▶ [WRITTEN INSTRUCTION]: Can you return, unchanged, the lines from the one that contains "Give me the" to the last line, with the pictures left out?

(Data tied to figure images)
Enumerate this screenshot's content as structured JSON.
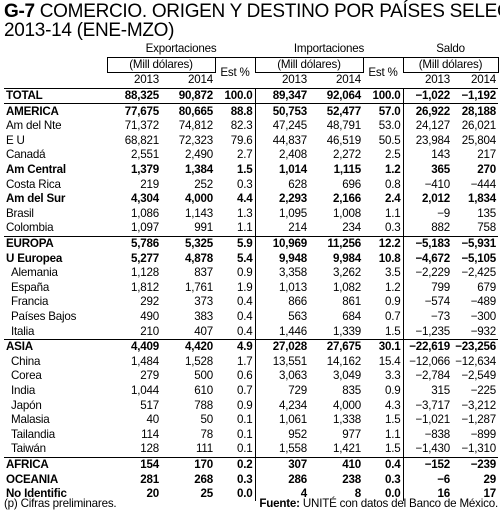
{
  "title": {
    "code": "G-7",
    "line1": "COMERCIO. ORIGEN Y DESTINO POR PAÍSES SELEC",
    "line2": "2013-14 (ENE-MZO)"
  },
  "headers": {
    "exportaciones": "Exportaciones",
    "importaciones": "Importaciones",
    "saldo": "Saldo",
    "unit": "(Mill dólares)",
    "est": "Est %",
    "y2013": "2013",
    "y2014": "2014"
  },
  "rows": [
    {
      "label": "TOTAL",
      "bold": true,
      "sub": false,
      "sep": false,
      "e13": "88,325",
      "e14": "90,872",
      "eest": "100.0",
      "i13": "89,347",
      "i14": "92,064",
      "iest": "100.0",
      "s13": "−1,022",
      "s14": "−1,192"
    },
    {
      "label": "AMERICA",
      "bold": true,
      "sub": false,
      "sep": true,
      "e13": "77,675",
      "e14": "80,665",
      "eest": "88.8",
      "i13": "50,753",
      "i14": "52,477",
      "iest": "57.0",
      "s13": "26,922",
      "s14": "28,188"
    },
    {
      "label": "Am del Nte",
      "bold": false,
      "sub": false,
      "sep": false,
      "e13": "71,372",
      "e14": "74,812",
      "eest": "82.3",
      "i13": "47,245",
      "i14": "48,791",
      "iest": "53.0",
      "s13": "24,127",
      "s14": "26,021"
    },
    {
      "label": "E U",
      "bold": false,
      "sub": false,
      "sep": false,
      "e13": "68,821",
      "e14": "72,323",
      "eest": "79.6",
      "i13": "44,837",
      "i14": "46,519",
      "iest": "50.5",
      "s13": "23,984",
      "s14": "25,804"
    },
    {
      "label": "Canadá",
      "bold": false,
      "sub": false,
      "sep": false,
      "e13": "2,551",
      "e14": "2,490",
      "eest": "2.7",
      "i13": "2,408",
      "i14": "2,272",
      "iest": "2.5",
      "s13": "143",
      "s14": "217"
    },
    {
      "label": "Am Central",
      "bold": true,
      "sub": false,
      "sep": false,
      "e13": "1,379",
      "e14": "1,384",
      "eest": "1.5",
      "i13": "1,014",
      "i14": "1,115",
      "iest": "1.2",
      "s13": "365",
      "s14": "270"
    },
    {
      "label": "Costa Rica",
      "bold": false,
      "sub": false,
      "sep": false,
      "e13": "219",
      "e14": "252",
      "eest": "0.3",
      "i13": "628",
      "i14": "696",
      "iest": "0.8",
      "s13": "−410",
      "s14": "−444"
    },
    {
      "label": "Am del Sur",
      "bold": true,
      "sub": false,
      "sep": false,
      "e13": "4,304",
      "e14": "4,000",
      "eest": "4.4",
      "i13": "2,293",
      "i14": "2,166",
      "iest": "2.4",
      "s13": "2,012",
      "s14": "1,834"
    },
    {
      "label": "Brasil",
      "bold": false,
      "sub": false,
      "sep": false,
      "e13": "1,086",
      "e14": "1,143",
      "eest": "1.3",
      "i13": "1,095",
      "i14": "1,008",
      "iest": "1.1",
      "s13": "−9",
      "s14": "135"
    },
    {
      "label": "Colombia",
      "bold": false,
      "sub": false,
      "sep": false,
      "e13": "1,097",
      "e14": "991",
      "eest": "1.1",
      "i13": "214",
      "i14": "234",
      "iest": "0.3",
      "s13": "882",
      "s14": "758"
    },
    {
      "label": "EUROPA",
      "bold": true,
      "sub": false,
      "sep": true,
      "e13": "5,786",
      "e14": "5,325",
      "eest": "5.9",
      "i13": "10,969",
      "i14": "11,256",
      "iest": "12.2",
      "s13": "−5,183",
      "s14": "−5,931"
    },
    {
      "label": "U Europea",
      "bold": true,
      "sub": false,
      "sep": false,
      "e13": "5,277",
      "e14": "4,878",
      "eest": "5.4",
      "i13": "9,948",
      "i14": "9,984",
      "iest": "10.8",
      "s13": "−4,672",
      "s14": "−5,105"
    },
    {
      "label": "Alemania",
      "bold": false,
      "sub": true,
      "sep": false,
      "e13": "1,128",
      "e14": "837",
      "eest": "0.9",
      "i13": "3,358",
      "i14": "3,262",
      "iest": "3.5",
      "s13": "−2,229",
      "s14": "−2,425"
    },
    {
      "label": "España",
      "bold": false,
      "sub": true,
      "sep": false,
      "e13": "1,812",
      "e14": "1,761",
      "eest": "1.9",
      "i13": "1,013",
      "i14": "1,082",
      "iest": "1.2",
      "s13": "799",
      "s14": "679"
    },
    {
      "label": "Francia",
      "bold": false,
      "sub": true,
      "sep": false,
      "e13": "292",
      "e14": "373",
      "eest": "0.4",
      "i13": "866",
      "i14": "861",
      "iest": "0.9",
      "s13": "−574",
      "s14": "−489"
    },
    {
      "label": "Países Bajos",
      "bold": false,
      "sub": true,
      "sep": false,
      "e13": "490",
      "e14": "383",
      "eest": "0.4",
      "i13": "563",
      "i14": "684",
      "iest": "0.7",
      "s13": "−73",
      "s14": "−300"
    },
    {
      "label": "Italia",
      "bold": false,
      "sub": true,
      "sep": false,
      "e13": "210",
      "e14": "407",
      "eest": "0.4",
      "i13": "1,446",
      "i14": "1,339",
      "iest": "1.5",
      "s13": "−1,235",
      "s14": "−932"
    },
    {
      "label": "ASIA",
      "bold": true,
      "sub": false,
      "sep": true,
      "e13": "4,409",
      "e14": "4,420",
      "eest": "4.9",
      "i13": "27,028",
      "i14": "27,675",
      "iest": "30.1",
      "s13": "−22,619",
      "s14": "−23,256"
    },
    {
      "label": "China",
      "bold": false,
      "sub": true,
      "sep": false,
      "e13": "1,484",
      "e14": "1,528",
      "eest": "1.7",
      "i13": "13,551",
      "i14": "14,162",
      "iest": "15.4",
      "s13": "−12,066",
      "s14": "−12,634"
    },
    {
      "label": "Corea",
      "bold": false,
      "sub": true,
      "sep": false,
      "e13": "279",
      "e14": "500",
      "eest": "0.6",
      "i13": "3,063",
      "i14": "3,049",
      "iest": "3.3",
      "s13": "−2,784",
      "s14": "−2,549"
    },
    {
      "label": "India",
      "bold": false,
      "sub": true,
      "sep": false,
      "e13": "1,044",
      "e14": "610",
      "eest": "0.7",
      "i13": "729",
      "i14": "835",
      "iest": "0.9",
      "s13": "315",
      "s14": "−225"
    },
    {
      "label": "Japón",
      "bold": false,
      "sub": true,
      "sep": false,
      "e13": "517",
      "e14": "788",
      "eest": "0.9",
      "i13": "4,234",
      "i14": "4,000",
      "iest": "4.3",
      "s13": "−3,717",
      "s14": "−3,212"
    },
    {
      "label": "Malasia",
      "bold": false,
      "sub": true,
      "sep": false,
      "e13": "40",
      "e14": "50",
      "eest": "0.1",
      "i13": "1,061",
      "i14": "1,338",
      "iest": "1.5",
      "s13": "−1,021",
      "s14": "−1,287"
    },
    {
      "label": "Tailandia",
      "bold": false,
      "sub": true,
      "sep": false,
      "e13": "114",
      "e14": "78",
      "eest": "0.1",
      "i13": "952",
      "i14": "977",
      "iest": "1.1",
      "s13": "−838",
      "s14": "−899"
    },
    {
      "label": "Taiwán",
      "bold": false,
      "sub": true,
      "sep": false,
      "e13": "128",
      "e14": "111",
      "eest": "0.1",
      "i13": "1,558",
      "i14": "1,421",
      "iest": "1.5",
      "s13": "−1,430",
      "s14": "−1,310"
    },
    {
      "label": "AFRICA",
      "bold": true,
      "sub": false,
      "sep": true,
      "e13": "154",
      "e14": "170",
      "eest": "0.2",
      "i13": "307",
      "i14": "410",
      "iest": "0.4",
      "s13": "−152",
      "s14": "−239"
    },
    {
      "label": "OCEANIA",
      "bold": true,
      "sub": false,
      "sep": false,
      "e13": "281",
      "e14": "268",
      "eest": "0.3",
      "i13": "286",
      "i14": "238",
      "iest": "0.3",
      "s13": "−6",
      "s14": "29"
    },
    {
      "label": "No Identific",
      "bold": true,
      "sub": false,
      "sep": false,
      "e13": "20",
      "e14": "25",
      "eest": "0.0",
      "i13": "4",
      "i14": "8",
      "iest": "0.0",
      "s13": "16",
      "s14": "17"
    }
  ],
  "footer": {
    "note": "(p) Cifras preliminares.",
    "source_label": "Fuente:",
    "source_text": "UNITÉ con datos del Banco de México."
  }
}
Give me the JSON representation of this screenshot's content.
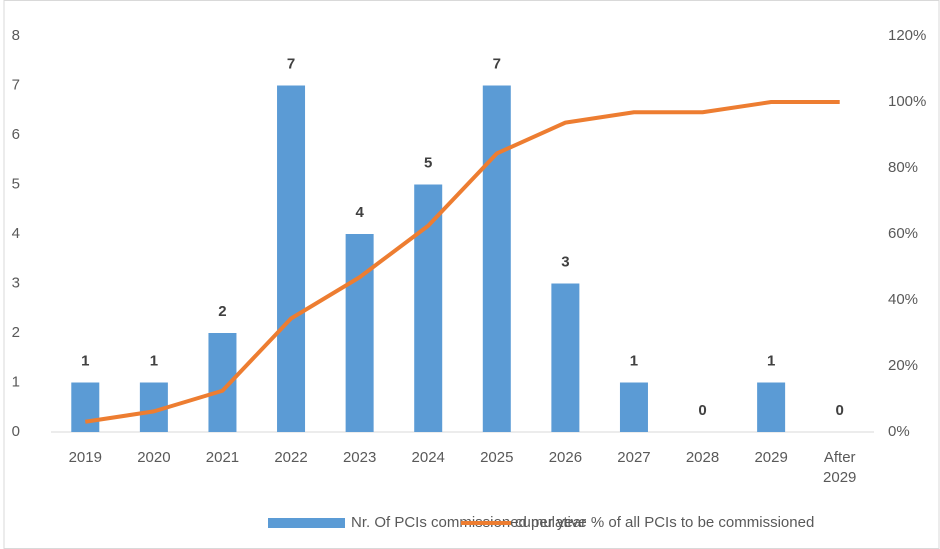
{
  "chart_data": {
    "type": "bar_line",
    "categories": [
      "2019",
      "2020",
      "2021",
      "2022",
      "2023",
      "2024",
      "2025",
      "2026",
      "2027",
      "2028",
      "2029",
      "After 2029"
    ],
    "series": [
      {
        "name": "Nr. Of PCIs commissioned per year",
        "type": "bar",
        "color": "#5b9bd5",
        "values": [
          1,
          1,
          2,
          7,
          4,
          5,
          7,
          3,
          1,
          0,
          1,
          0
        ]
      },
      {
        "name": "cumulative % of all PCIs to be commissioned",
        "type": "line",
        "axis": "y2",
        "color": "#ed7d31",
        "values": [
          3.1,
          6.25,
          12.5,
          34.4,
          46.9,
          62.5,
          84.4,
          93.75,
          96.9,
          96.9,
          100,
          100
        ]
      }
    ],
    "ylim": [
      0,
      8
    ],
    "yticks": [
      0,
      1,
      2,
      3,
      4,
      5,
      6,
      7,
      8
    ],
    "y2lim": [
      0,
      120
    ],
    "y2ticks": [
      {
        "value": 0,
        "label": "0%"
      },
      {
        "value": 20,
        "label": "20%"
      },
      {
        "value": 40,
        "label": "40%"
      },
      {
        "value": 60,
        "label": "60%"
      },
      {
        "value": 80,
        "label": "80%"
      },
      {
        "value": 100,
        "label": "100%"
      },
      {
        "value": 120,
        "label": "120%"
      }
    ],
    "grid": false,
    "legend": "bottom"
  }
}
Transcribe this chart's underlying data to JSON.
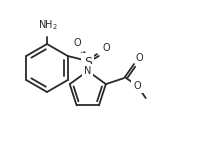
{
  "background": "#ffffff",
  "line_color": "#2a2a2a",
  "line_width": 1.3,
  "font_size": 7.0,
  "fig_width": 2.06,
  "fig_height": 1.48,
  "dpi": 100,
  "xlim": [
    0,
    206
  ],
  "ylim": [
    0,
    148
  ]
}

▶ [SOLUTION]:
Give me the JSON representation of this screenshot's content.
{
  "chart_data": {
    "type": "bar_line",
    "categories": [
      "2019",
      "2020",
      "2021",
      "2022",
      "2023",
      "2024",
      "2025",
      "2026",
      "2027",
      "2028",
      "2029",
      "After 2029"
    ],
    "series": [
      {
        "name": "Nr. Of PCIs commissioned per year",
        "type": "bar",
        "color": "#5b9bd5",
        "values": [
          1,
          1,
          2,
          7,
          4,
          5,
          7,
          3,
          1,
          0,
          1,
          0
        ]
      },
      {
        "name": "cumulative % of all PCIs to be commissioned",
        "type": "line",
        "axis": "y2",
        "color": "#ed7d31",
        "values": [
          3.1,
          6.25,
          12.5,
          34.4,
          46.9,
          62.5,
          84.4,
          93.75,
          96.9,
          96.9,
          100,
          100
        ]
      }
    ],
    "ylim": [
      0,
      8
    ],
    "yticks": [
      0,
      1,
      2,
      3,
      4,
      5,
      6,
      7,
      8
    ],
    "y2lim": [
      0,
      120
    ],
    "y2ticks": [
      {
        "value": 0,
        "label": "0%"
      },
      {
        "value": 20,
        "label": "20%"
      },
      {
        "value": 40,
        "label": "40%"
      },
      {
        "value": 60,
        "label": "60%"
      },
      {
        "value": 80,
        "label": "80%"
      },
      {
        "value": 100,
        "label": "100%"
      },
      {
        "value": 120,
        "label": "120%"
      }
    ],
    "grid": false,
    "legend": "bottom"
  }
}
Transcribe this chart's underlying data to JSON.
{
  "background": "#ffffff",
  "line_color": "#2a2a2a",
  "line_width": 1.3,
  "font_size": 7.0,
  "fig_width": 2.06,
  "fig_height": 1.48,
  "dpi": 100,
  "xlim": [
    0,
    206
  ],
  "ylim": [
    0,
    148
  ]
}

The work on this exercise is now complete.